(Items listed in a dataset)

▼▼▼

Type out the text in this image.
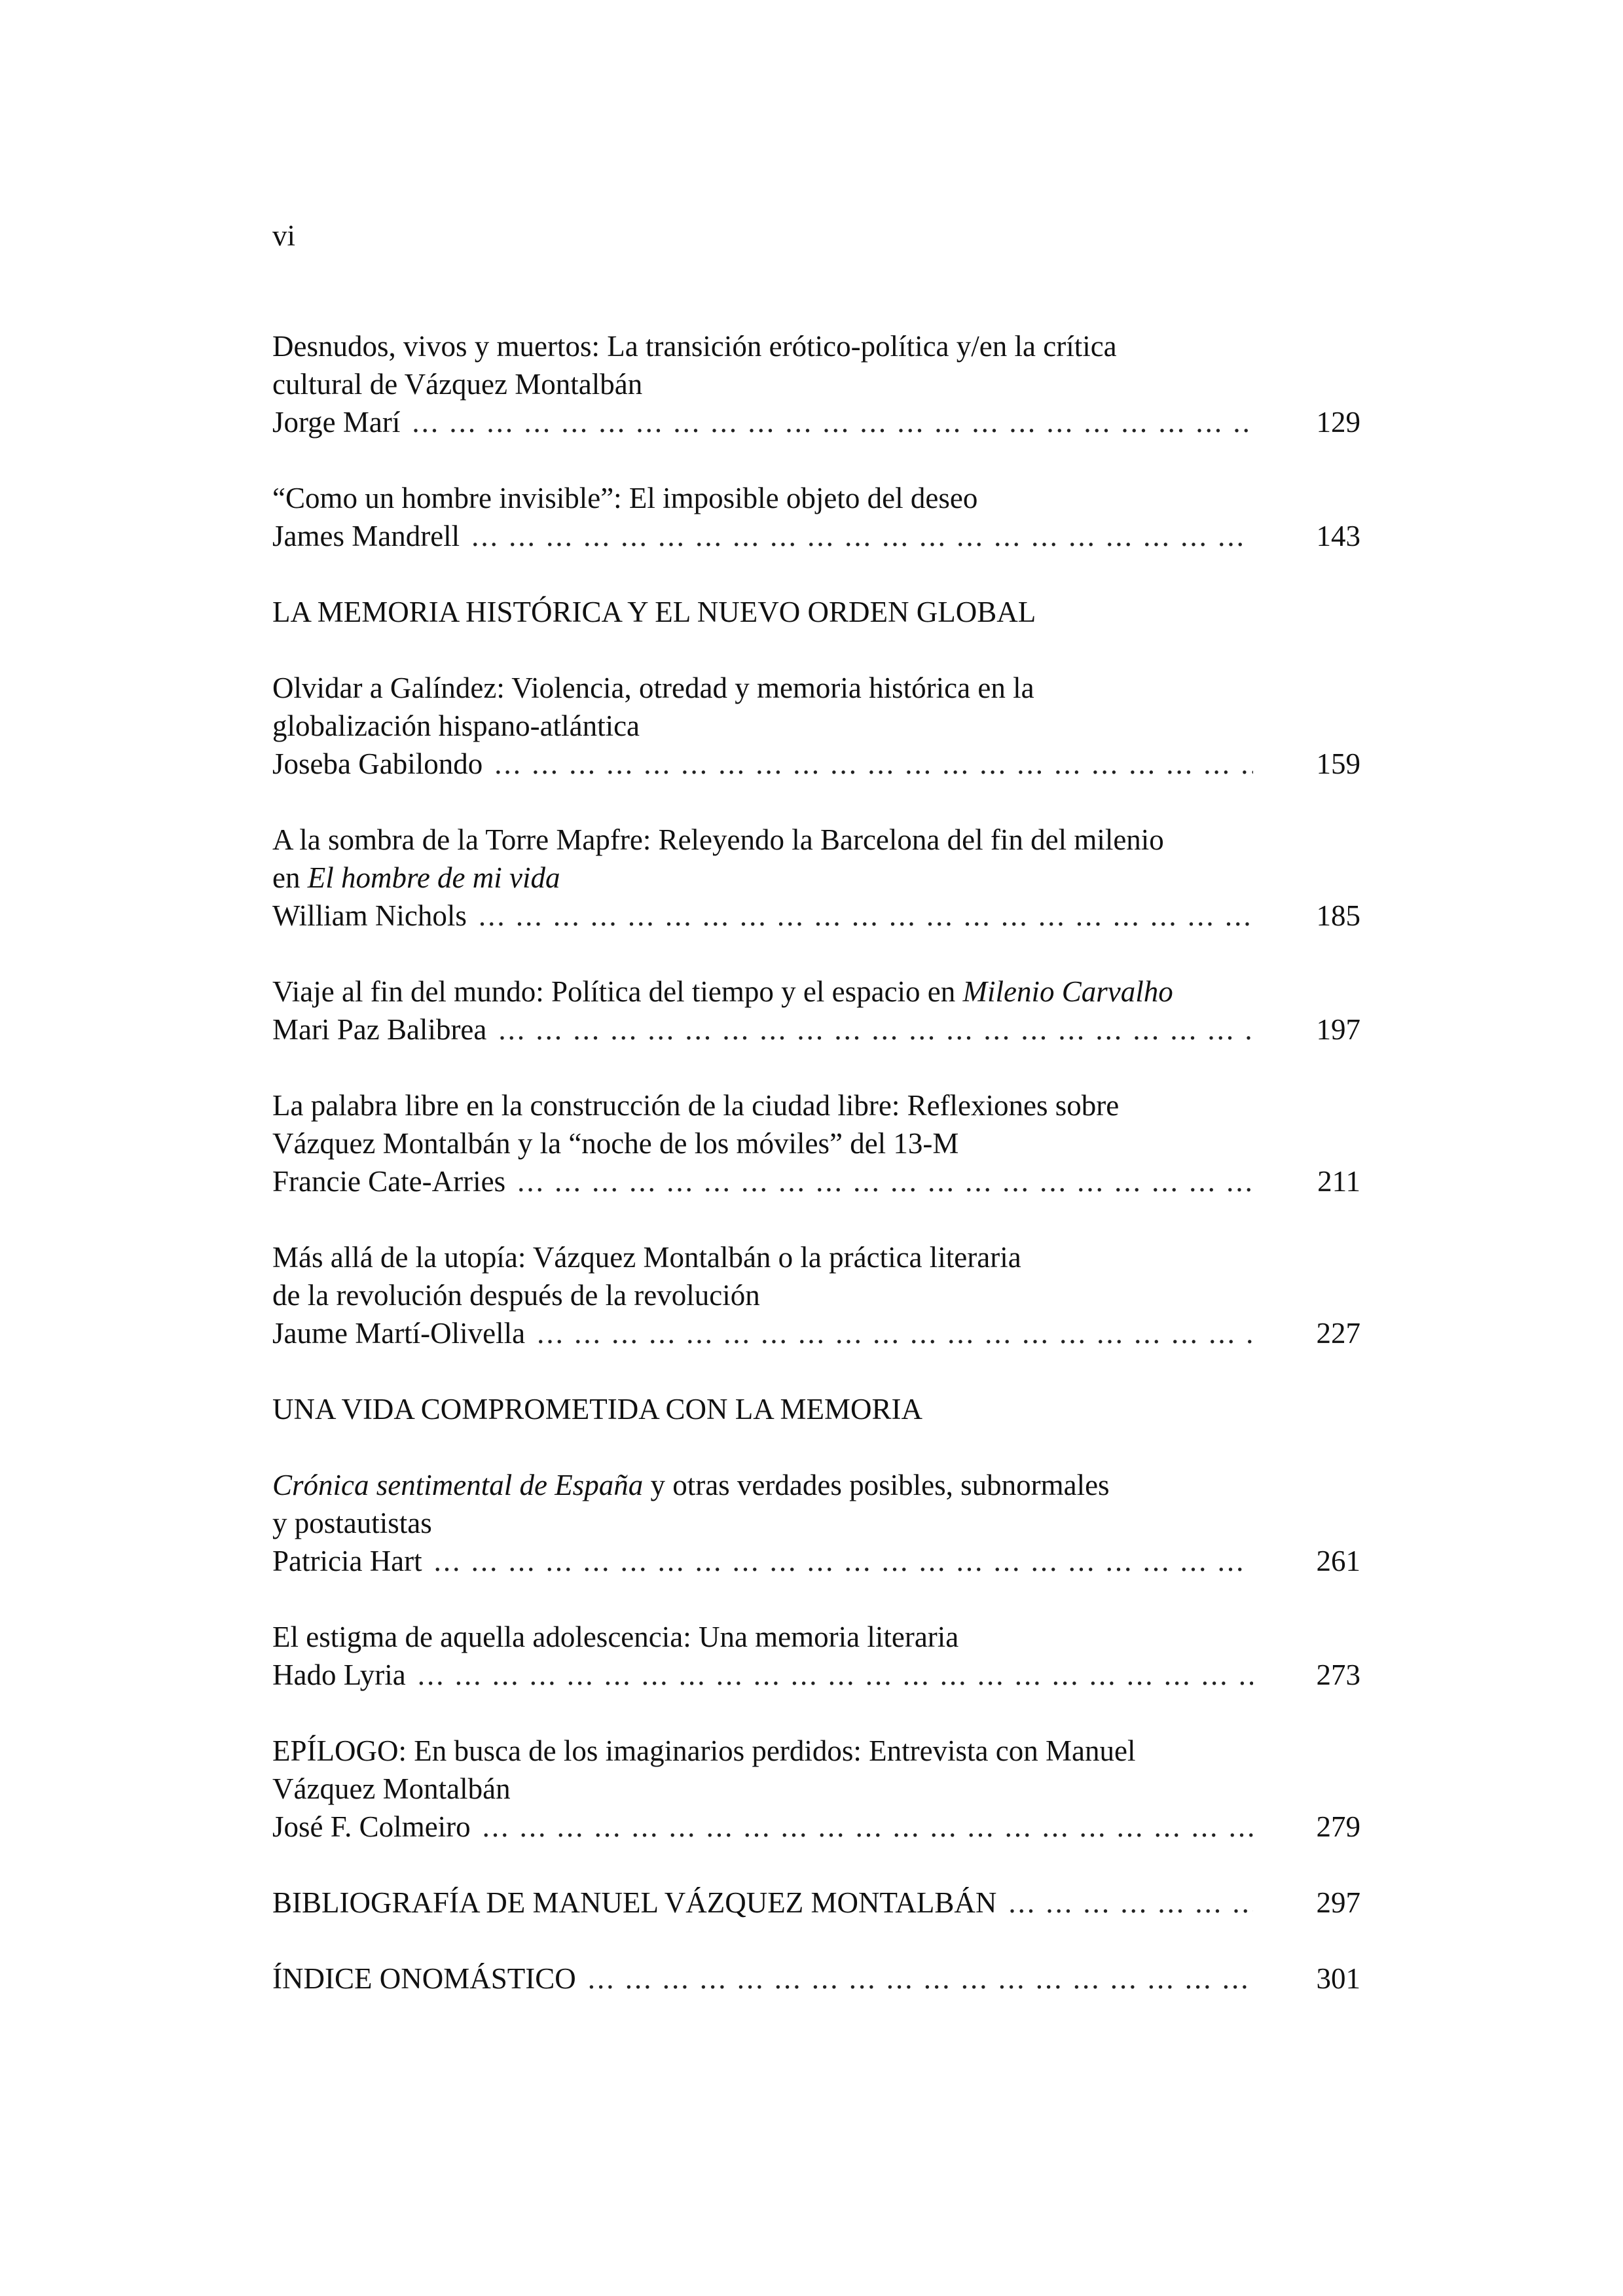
vi
Desnudos, vivos y muertos: La transición erótico-política y/en la crítica
cultural de Vázquez Montalbán
Jorge Marí ... .	129
“Como un hombre invisible”: El imposible objeto del deseo
James Mandrell ... .	143
LA MEMORIA HISTÓRICA Y EL NUEVO ORDEN GLOBAL
Olvidar a Galíndez: Violencia, otredad y memoria histórica en la
globalización hispano-atlántica
Joseba Gabilondo ... .	159
A la sombra de la Torre Mapfre: Releyendo la Barcelona del fin del milenio
en El hombre de mi vida
William Nichols ... .	185
Viaje al fin del mundo: Política del tiempo y el espacio en Milenio Carvalho
Mari Paz Balibrea ... .	197
La palabra libre en la construcción de la ciudad libre: Reflexiones sobre
Vázquez Montalbán y la “noche de los móviles” del 13-M
Francie Cate-Arries ... .	211
Más allá de la utopía: Vázquez Montalbán o la práctica literaria
de la revolución después de la revolución
Jaume Martí-Olivella ... .	227
UNA VIDA COMPROMETIDA CON LA MEMORIA
Crónica sentimental de España y otras verdades posibles, subnormales
y postautistas
Patricia Hart ... .	261
El estigma de aquella adolescencia: Una memoria literaria
Hado Lyria ... .	273
EPÍLOGO: En busca de los imaginarios perdidos: Entrevista con Manuel
Vázquez Montalbán
José F. Colmeiro ... .	279
BIBLIOGRAFÍA DE MANUEL VÁZQUEZ MONTALBÁN ... .	297
ÍNDICE ONOMÁSTICO ... .	301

▲▲▲

• [Written problem]:
Leaving out the pictures, repeat the data above exactly.

• [The solution]:
Type out the text in this image.
vi
Desnudos, vivos y muertos: La transición erótico-política y/en la crítica
cultural de Vázquez Montalbán
Jorge Marí ... .	129
“Como un hombre invisible”: El imposible objeto del deseo
James Mandrell ... .	143
LA MEMORIA HISTÓRICA Y EL NUEVO ORDEN GLOBAL
Olvidar a Galíndez: Violencia, otredad y memoria histórica en la
globalización hispano-atlántica
Joseba Gabilondo ... .	159
A la sombra de la Torre Mapfre: Releyendo la Barcelona del fin del milenio
en El hombre de mi vida
William Nichols ... .	185
Viaje al fin del mundo: Política del tiempo y el espacio en Milenio Carvalho
Mari Paz Balibrea ... .	197
La palabra libre en la construcción de la ciudad libre: Reflexiones sobre
Vázquez Montalbán y la “noche de los móviles” del 13-M
Francie Cate-Arries ... .	211
Más allá de la utopía: Vázquez Montalbán o la práctica literaria
de la revolución después de la revolución
Jaume Martí-Olivella ... .	227
UNA VIDA COMPROMETIDA CON LA MEMORIA
Crónica sentimental de España y otras verdades posibles, subnormales
y postautistas
Patricia Hart ... .	261
El estigma de aquella adolescencia: Una memoria literaria
Hado Lyria ... .	273
EPÍLOGO: En busca de los imaginarios perdidos: Entrevista con Manuel
Vázquez Montalbán
José F. Colmeiro ... .	279
BIBLIOGRAFÍA DE MANUEL VÁZQUEZ MONTALBÁN ... .	297
ÍNDICE ONOMÁSTICO ... .	301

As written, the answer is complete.